Write down each entry again, exactly as it reads.

* START MATERIAL SHOWN *

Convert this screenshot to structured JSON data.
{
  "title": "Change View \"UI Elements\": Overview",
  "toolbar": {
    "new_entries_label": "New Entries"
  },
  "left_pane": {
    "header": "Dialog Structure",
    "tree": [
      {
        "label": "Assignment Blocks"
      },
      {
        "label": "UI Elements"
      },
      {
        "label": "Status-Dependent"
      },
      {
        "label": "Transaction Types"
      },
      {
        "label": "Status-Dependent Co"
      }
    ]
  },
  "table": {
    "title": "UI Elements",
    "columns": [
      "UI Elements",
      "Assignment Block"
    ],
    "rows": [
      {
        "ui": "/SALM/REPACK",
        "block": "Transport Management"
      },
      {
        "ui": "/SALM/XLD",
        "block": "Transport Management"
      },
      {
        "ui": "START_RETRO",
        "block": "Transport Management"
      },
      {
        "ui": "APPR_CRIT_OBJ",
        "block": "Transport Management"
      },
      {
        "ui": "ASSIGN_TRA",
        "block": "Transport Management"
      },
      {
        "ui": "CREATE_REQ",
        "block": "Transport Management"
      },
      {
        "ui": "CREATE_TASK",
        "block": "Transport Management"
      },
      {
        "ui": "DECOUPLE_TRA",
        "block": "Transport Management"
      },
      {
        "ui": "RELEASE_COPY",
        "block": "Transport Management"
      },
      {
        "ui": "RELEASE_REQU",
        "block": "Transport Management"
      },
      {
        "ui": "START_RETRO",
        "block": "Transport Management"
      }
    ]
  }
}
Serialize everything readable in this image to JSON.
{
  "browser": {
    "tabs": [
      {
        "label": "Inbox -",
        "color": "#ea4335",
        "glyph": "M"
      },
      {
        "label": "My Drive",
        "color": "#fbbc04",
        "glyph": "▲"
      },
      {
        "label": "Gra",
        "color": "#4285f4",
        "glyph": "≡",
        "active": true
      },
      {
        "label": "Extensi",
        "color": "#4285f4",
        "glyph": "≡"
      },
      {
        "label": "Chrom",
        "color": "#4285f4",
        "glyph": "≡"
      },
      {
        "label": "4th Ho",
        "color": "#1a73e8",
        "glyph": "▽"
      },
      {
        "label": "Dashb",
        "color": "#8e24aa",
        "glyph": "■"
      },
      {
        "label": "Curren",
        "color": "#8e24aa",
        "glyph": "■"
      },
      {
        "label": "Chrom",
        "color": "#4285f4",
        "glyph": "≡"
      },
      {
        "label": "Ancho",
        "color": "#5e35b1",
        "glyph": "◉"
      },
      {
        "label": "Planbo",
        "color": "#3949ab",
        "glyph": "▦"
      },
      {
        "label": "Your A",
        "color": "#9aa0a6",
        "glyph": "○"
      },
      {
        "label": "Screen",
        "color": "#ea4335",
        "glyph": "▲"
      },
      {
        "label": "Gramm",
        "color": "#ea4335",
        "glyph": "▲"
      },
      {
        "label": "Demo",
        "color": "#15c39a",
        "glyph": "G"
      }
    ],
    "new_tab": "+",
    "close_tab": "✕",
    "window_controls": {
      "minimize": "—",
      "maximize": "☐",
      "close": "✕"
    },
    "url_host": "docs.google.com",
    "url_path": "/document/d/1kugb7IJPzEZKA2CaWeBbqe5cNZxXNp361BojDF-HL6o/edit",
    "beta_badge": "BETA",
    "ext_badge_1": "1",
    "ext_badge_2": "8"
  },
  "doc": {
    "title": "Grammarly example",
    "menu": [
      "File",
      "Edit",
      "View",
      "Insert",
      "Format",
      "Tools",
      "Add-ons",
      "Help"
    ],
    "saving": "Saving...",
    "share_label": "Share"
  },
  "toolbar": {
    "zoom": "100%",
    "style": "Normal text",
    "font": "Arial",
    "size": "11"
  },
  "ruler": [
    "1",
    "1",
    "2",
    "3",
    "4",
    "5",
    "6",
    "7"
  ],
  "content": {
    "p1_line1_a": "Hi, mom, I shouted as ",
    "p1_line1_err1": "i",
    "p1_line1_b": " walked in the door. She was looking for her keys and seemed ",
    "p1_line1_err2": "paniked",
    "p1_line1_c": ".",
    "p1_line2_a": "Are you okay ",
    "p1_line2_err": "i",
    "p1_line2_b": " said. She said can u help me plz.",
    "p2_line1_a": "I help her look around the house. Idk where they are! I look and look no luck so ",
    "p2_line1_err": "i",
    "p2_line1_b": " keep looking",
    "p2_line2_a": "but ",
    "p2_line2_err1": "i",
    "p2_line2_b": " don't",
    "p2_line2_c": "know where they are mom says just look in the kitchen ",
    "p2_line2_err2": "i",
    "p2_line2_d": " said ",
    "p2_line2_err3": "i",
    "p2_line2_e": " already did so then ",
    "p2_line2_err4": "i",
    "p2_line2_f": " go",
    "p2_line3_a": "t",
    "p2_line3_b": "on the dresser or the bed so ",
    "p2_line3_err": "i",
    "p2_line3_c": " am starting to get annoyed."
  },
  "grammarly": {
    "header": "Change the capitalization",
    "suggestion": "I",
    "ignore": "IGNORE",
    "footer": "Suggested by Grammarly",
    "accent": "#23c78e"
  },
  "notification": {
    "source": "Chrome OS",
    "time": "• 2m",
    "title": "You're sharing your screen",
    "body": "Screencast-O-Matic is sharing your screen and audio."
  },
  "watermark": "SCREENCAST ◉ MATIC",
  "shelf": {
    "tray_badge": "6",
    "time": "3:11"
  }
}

* END MATERIAL SHOWN *

> **SOLVED PROBLEM**:
Convert this screenshot to structured JSON data.
{
  "title": "Change View \"UI Elements\": Overview",
  "toolbar": {
    "new_entries_label": "New Entries"
  },
  "left_pane": {
    "header": "Dialog Structure",
    "tree": [
      {
        "label": "Assignment Blocks"
      },
      {
        "label": "UI Elements"
      },
      {
        "label": "Status-Dependent"
      },
      {
        "label": "Transaction Types"
      },
      {
        "label": "Status-Dependent Co"
      }
    ]
  },
  "table": {
    "title": "UI Elements",
    "columns": [
      "UI Elements",
      "Assignment Block"
    ],
    "rows": [
      {
        "ui": "/SALM/REPACK",
        "block": "Transport Management"
      },
      {
        "ui": "/SALM/XLD",
        "block": "Transport Management"
      },
      {
        "ui": "START_RETRO",
        "block": "Transport Management"
      },
      {
        "ui": "APPR_CRIT_OBJ",
        "block": "Transport Management"
      },
      {
        "ui": "ASSIGN_TRA",
        "block": "Transport Management"
      },
      {
        "ui": "CREATE_REQ",
        "block": "Transport Management"
      },
      {
        "ui": "CREATE_TASK",
        "block": "Transport Management"
      },
      {
        "ui": "DECOUPLE_TRA",
        "block": "Transport Management"
      },
      {
        "ui": "RELEASE_COPY",
        "block": "Transport Management"
      },
      {
        "ui": "RELEASE_REQU",
        "block": "Transport Management"
      },
      {
        "ui": "START_RETRO",
        "block": "Transport Management"
      }
    ]
  }
}
Serialize everything readable in this image to JSON.
{
  "browser": {
    "tabs": [
      {
        "label": "Inbox -",
        "color": "#ea4335",
        "glyph": "M"
      },
      {
        "label": "My Drive",
        "color": "#fbbc04",
        "glyph": "▲"
      },
      {
        "label": "Gra",
        "color": "#4285f4",
        "glyph": "≡",
        "active": true
      },
      {
        "label": "Extensi",
        "color": "#4285f4",
        "glyph": "≡"
      },
      {
        "label": "Chrom",
        "color": "#4285f4",
        "glyph": "≡"
      },
      {
        "label": "4th Ho",
        "color": "#1a73e8",
        "glyph": "▽"
      },
      {
        "label": "Dashb",
        "color": "#8e24aa",
        "glyph": "■"
      },
      {
        "label": "Curren",
        "color": "#8e24aa",
        "glyph": "■"
      },
      {
        "label": "Chrom",
        "color": "#4285f4",
        "glyph": "≡"
      },
      {
        "label": "Ancho",
        "color": "#5e35b1",
        "glyph": "◉"
      },
      {
        "label": "Planbo",
        "color": "#3949ab",
        "glyph": "▦"
      },
      {
        "label": "Your A",
        "color": "#9aa0a6",
        "glyph": "○"
      },
      {
        "label": "Screen",
        "color": "#ea4335",
        "glyph": "▲"
      },
      {
        "label": "Gramm",
        "color": "#ea4335",
        "glyph": "▲"
      },
      {
        "label": "Demo",
        "color": "#15c39a",
        "glyph": "G"
      }
    ],
    "new_tab": "+",
    "close_tab": "✕",
    "window_controls": {
      "minimize": "—",
      "maximize": "☐",
      "close": "✕"
    },
    "url_host": "docs.google.com",
    "url_path": "/document/d/1kugb7IJPzEZKA2CaWeBbqe5cNZxXNp361BojDF-HL6o/edit",
    "beta_badge": "BETA",
    "ext_badge_1": "1",
    "ext_badge_2": "8"
  },
  "doc": {
    "title": "Grammarly example",
    "menu": [
      "File",
      "Edit",
      "View",
      "Insert",
      "Format",
      "Tools",
      "Add-ons",
      "Help"
    ],
    "saving": "Saving...",
    "share_label": "Share"
  },
  "toolbar": {
    "zoom": "100%",
    "style": "Normal text",
    "font": "Arial",
    "size": "11"
  },
  "ruler": [
    "1",
    "1",
    "2",
    "3",
    "4",
    "5",
    "6",
    "7"
  ],
  "content": {
    "p1_line1_a": "Hi, mom, I shouted as ",
    "p1_line1_err1": "i",
    "p1_line1_b": " walked in the door. She was looking for her keys and seemed ",
    "p1_line1_err2": "paniked",
    "p1_line1_c": ".",
    "p1_line2_a": "Are you okay ",
    "p1_line2_err": "i",
    "p1_line2_b": " said. She said can u help me plz.",
    "p2_line1_a": "I help her look around the house. Idk where they are! I look and look no luck so ",
    "p2_line1_err": "i",
    "p2_line1_b": " keep looking",
    "p2_line2_a": "but ",
    "p2_line2_err1": "i",
    "p2_line2_b": " don't",
    "p2_line2_c": "know where they are mom says just look in the kitchen ",
    "p2_line2_err2": "i",
    "p2_line2_d": " said ",
    "p2_line2_err3": "i",
    "p2_line2_e": " already did so then ",
    "p2_line2_err4": "i",
    "p2_line2_f": " go",
    "p2_line3_a": "t",
    "p2_line3_b": "on the dresser or the bed so ",
    "p2_line3_err": "i",
    "p2_line3_c": " am starting to get annoyed."
  },
  "grammarly": {
    "header": "Change the capitalization",
    "suggestion": "I",
    "ignore": "IGNORE",
    "footer": "Suggested by Grammarly",
    "accent": "#23c78e"
  },
  "notification": {
    "source": "Chrome OS",
    "time": "• 2m",
    "title": "You're sharing your screen",
    "body": "Screencast-O-Matic is sharing your screen and audio."
  },
  "watermark": "SCREENCAST ◉ MATIC",
  "shelf": {
    "tray_badge": "6",
    "time": "3:11"
  }
}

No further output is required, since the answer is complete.